* [GIVEN REQUEST] Verbatim output of all the material below is required.

(Records contained in a dataset)
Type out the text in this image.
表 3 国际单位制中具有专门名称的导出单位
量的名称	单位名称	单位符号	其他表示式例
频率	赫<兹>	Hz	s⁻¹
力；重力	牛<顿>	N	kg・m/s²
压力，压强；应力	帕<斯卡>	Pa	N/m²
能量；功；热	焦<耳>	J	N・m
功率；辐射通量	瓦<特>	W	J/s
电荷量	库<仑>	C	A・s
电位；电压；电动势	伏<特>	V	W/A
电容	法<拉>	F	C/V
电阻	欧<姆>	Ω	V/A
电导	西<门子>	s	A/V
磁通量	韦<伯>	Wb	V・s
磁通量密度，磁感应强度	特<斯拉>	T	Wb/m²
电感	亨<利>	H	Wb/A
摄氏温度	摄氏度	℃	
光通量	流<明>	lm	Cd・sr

* [FINISHED EXERCISE]
Type out the text in this image.
表 3 国际单位制中具有专门名称的导出单位
量的名称	单位名称	单位符号	其他表示式例
频率	赫<兹>	Hz	s⁻¹
力；重力	牛<顿>	N	kg・m/s²
压力，压强；应力	帕<斯卡>	Pa	N/m²
能量；功；热	焦<耳>	J	N・m
功率；辐射通量	瓦<特>	W	J/s
电荷量	库<仑>	C	A・s
电位；电压；电动势	伏<特>	V	W/A
电容	法<拉>	F	C/V
电阻	欧<姆>	Ω	V/A
电导	西<门子>	s	A/V
磁通量	韦<伯>	Wb	V・s
磁通量密度，磁感应强度	特<斯拉>	T	Wb/m²
电感	亨<利>	H	Wb/A
摄氏温度	摄氏度	℃	
光通量	流<明>	lm	Cd・sr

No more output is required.